Exercise text:

Infections from a typically benign bacteria strain called Elizabethkingia have been linked to several deaths in Illinois, Wisconsin and Michigan over the past two years. Here’s what you should know about this potentially dangerous microorganism, according to the Centers for Disease Control and Prevention (CDC) and the Illinois and Wisconsin public health departments:
What is Elizabethkingia?
Elizabethkingia is a type of bacteria commonly found in the environment – usually in soil, river water or reservoirs. It gets its unusual name from the microbiologist who discovered it, Elizabeth O. King.
Is Elizabethkingia harmful to humans?
Humans rarely become ill from Elizabethkingia infections, but it has been known to cause meningitis in newborns and meningitis or other infections in people with weakened immune systems. Typically, only 5-10 cases of Elizabethkingia infections are reported per year. Most are bloodstream infections, but some have also been isolated in a patient’s respiratory system or a joint.
Symptoms of an infection include fever, shortness of breath, chills or cellulitis.
What’s going on with recent outbreaks?
Between November 2015 and April 2016, Wisconsin has seen an unusually high 59 confirmed cases of Elizabethkingia infections. Of these, 18 have died; however, it’s important to note that the majority of these patients were over age 65 and had at least one other serious health condition.
In Illinois, there have been 11 confirmed cases dating back to January 2014. Only one case, however, is linked to the same strain of the Elizabethkingia bacteria involved in the Wisconsin outbreak. Six of the Illinois patients have died, but, like the Wisconsin deaths, the patients were elderly and suffered from existing, complicating conditions.

Problem set:
1) From the Elizabethkingia text, reproduce everything from "What’s going on" down to "existing, complicating conditions.", word for word.
2) According to the Elizabethkingia text, why does the bacteria have such an unusual name? Answer in one to three sentences.
3) Answer these questions from the Elizabethkingia text:
(a) Where is Elizabethkingia usually found in the environment?
(b) How many Elizabethkingia infections are typically reported per year?
(c) How many confirmed cases has Illinois had since January 2014?
The items are separate material and have no connection to the Elizabethkingia text.

Records provided:
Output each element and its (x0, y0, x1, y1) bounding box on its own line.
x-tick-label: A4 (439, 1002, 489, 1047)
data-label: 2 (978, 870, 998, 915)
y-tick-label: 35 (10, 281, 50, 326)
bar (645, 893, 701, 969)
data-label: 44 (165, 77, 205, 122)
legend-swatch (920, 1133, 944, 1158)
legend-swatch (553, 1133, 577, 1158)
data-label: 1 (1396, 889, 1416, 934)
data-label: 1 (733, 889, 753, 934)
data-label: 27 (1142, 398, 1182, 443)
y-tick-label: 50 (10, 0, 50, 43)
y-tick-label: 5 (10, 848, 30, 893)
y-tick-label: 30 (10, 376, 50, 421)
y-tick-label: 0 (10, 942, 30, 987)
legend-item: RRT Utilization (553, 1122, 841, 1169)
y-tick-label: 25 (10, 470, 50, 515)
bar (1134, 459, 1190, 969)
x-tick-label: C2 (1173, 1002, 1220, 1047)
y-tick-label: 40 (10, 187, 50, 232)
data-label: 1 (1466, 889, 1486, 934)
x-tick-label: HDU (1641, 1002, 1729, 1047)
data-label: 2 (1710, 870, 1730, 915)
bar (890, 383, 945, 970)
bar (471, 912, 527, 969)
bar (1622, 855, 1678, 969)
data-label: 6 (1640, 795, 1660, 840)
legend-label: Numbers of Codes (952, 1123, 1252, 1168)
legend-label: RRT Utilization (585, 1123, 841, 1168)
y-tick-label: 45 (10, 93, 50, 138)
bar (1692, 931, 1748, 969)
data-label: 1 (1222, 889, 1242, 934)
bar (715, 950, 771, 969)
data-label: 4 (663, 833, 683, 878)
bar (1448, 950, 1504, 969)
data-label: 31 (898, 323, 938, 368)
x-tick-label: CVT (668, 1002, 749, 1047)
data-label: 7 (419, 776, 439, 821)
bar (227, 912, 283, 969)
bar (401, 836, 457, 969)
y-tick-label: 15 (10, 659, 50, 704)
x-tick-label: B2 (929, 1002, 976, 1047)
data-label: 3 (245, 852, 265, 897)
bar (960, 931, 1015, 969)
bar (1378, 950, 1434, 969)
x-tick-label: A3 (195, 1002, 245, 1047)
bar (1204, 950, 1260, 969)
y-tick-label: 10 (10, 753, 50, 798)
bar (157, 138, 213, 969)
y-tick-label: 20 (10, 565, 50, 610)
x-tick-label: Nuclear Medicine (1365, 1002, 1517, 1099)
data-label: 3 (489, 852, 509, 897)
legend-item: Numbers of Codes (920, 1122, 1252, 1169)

Your written answers:
1)
What’s going on with recent outbreaks?
Between November 2015 and April 2016, Wisconsin has seen an unusually high 59 confirmed cases of Elizabethkingia infections. Of these, 18 have died; however, it’s important to note that the majority of these patients were over age 65 and had at least one other serious health condition.
In Illinois, there have been 11 confirmed cases dating back to January 2014. Only one case, however, is linked to the same strain of the Elizabethkingia bacteria involved in the Wisconsin outbreak. Six of the Illinois patients have died, but, like the Wisconsin deaths, the patients were elderly and suffered from existing, complicating conditions.

2) The bacteria is named after Elizabeth O. King, the microbiologist who discovered it.

3)
(a) In soil, river water or reservoirs.
(b) Only 5-10 cases.
(c) 11 confirmed cases.